Exercise prompt
Search the data for the word "ylabel" and copy every line where it occurs.

Stored data
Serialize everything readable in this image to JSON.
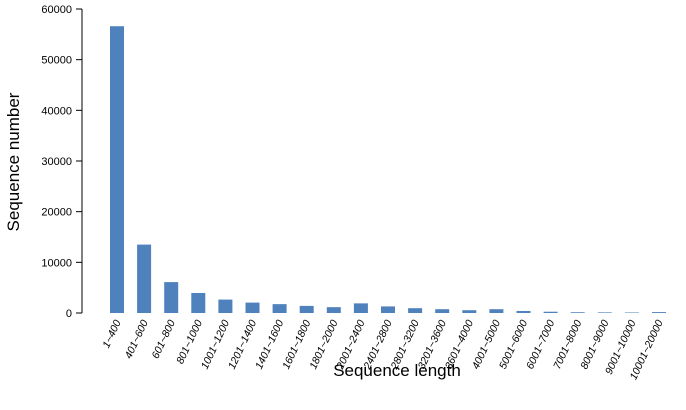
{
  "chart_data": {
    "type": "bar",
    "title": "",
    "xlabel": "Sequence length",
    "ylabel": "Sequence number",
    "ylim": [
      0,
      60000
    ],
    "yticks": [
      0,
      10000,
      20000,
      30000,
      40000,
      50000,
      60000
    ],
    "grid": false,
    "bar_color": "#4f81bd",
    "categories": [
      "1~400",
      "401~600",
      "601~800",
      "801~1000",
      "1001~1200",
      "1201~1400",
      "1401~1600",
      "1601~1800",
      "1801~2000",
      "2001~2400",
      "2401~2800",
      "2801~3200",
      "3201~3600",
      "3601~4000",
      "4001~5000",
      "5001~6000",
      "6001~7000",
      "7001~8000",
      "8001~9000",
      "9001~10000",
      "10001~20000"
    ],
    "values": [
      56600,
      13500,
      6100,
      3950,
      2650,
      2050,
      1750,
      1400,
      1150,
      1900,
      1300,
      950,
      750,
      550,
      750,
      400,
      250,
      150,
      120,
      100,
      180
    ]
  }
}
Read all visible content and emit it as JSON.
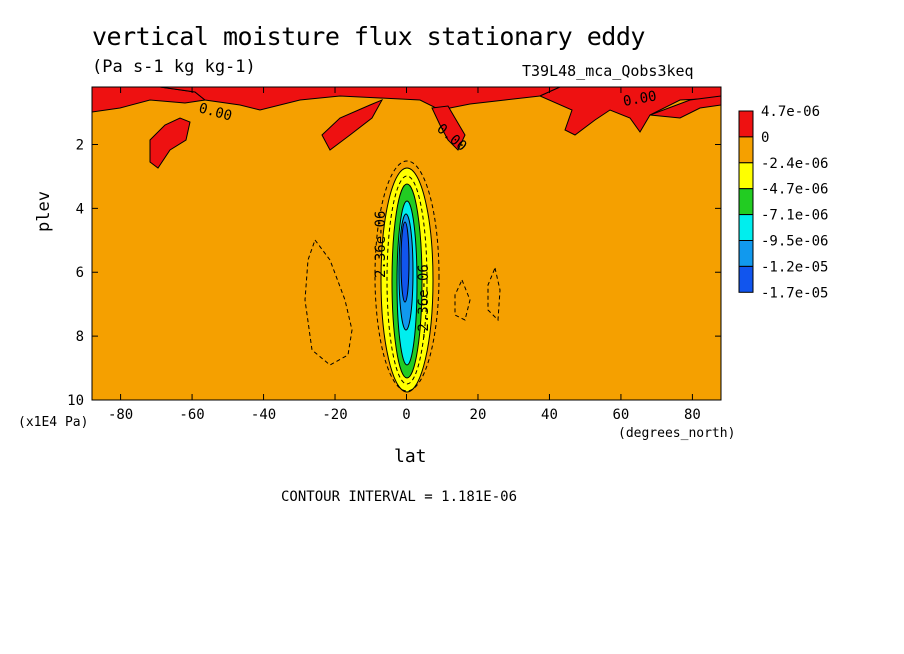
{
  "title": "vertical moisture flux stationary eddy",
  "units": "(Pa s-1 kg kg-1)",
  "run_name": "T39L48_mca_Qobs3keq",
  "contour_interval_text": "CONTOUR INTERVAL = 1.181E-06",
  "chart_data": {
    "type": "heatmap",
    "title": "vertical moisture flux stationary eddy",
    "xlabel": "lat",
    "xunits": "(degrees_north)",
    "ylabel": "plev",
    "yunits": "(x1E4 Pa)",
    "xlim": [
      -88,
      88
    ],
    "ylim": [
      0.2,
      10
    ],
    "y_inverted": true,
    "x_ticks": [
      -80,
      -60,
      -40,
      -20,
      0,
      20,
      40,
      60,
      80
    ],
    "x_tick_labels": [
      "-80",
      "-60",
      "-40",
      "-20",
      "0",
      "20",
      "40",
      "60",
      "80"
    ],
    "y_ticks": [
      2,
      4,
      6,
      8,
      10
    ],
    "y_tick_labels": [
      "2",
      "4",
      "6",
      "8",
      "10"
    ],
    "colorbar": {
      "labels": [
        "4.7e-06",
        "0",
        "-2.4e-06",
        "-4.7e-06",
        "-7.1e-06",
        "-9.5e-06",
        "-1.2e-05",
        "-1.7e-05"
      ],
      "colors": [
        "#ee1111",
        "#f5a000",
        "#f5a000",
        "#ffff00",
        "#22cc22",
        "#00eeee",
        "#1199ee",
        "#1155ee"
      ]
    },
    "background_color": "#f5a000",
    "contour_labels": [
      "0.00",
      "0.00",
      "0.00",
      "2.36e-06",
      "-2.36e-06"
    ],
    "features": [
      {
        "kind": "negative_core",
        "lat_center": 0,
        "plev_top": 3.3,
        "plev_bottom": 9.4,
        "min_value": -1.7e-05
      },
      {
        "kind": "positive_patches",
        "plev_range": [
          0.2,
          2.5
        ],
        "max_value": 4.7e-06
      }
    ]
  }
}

Response to the exercise
    "ylabel": "Sequence number",
    "ylabel": "plev",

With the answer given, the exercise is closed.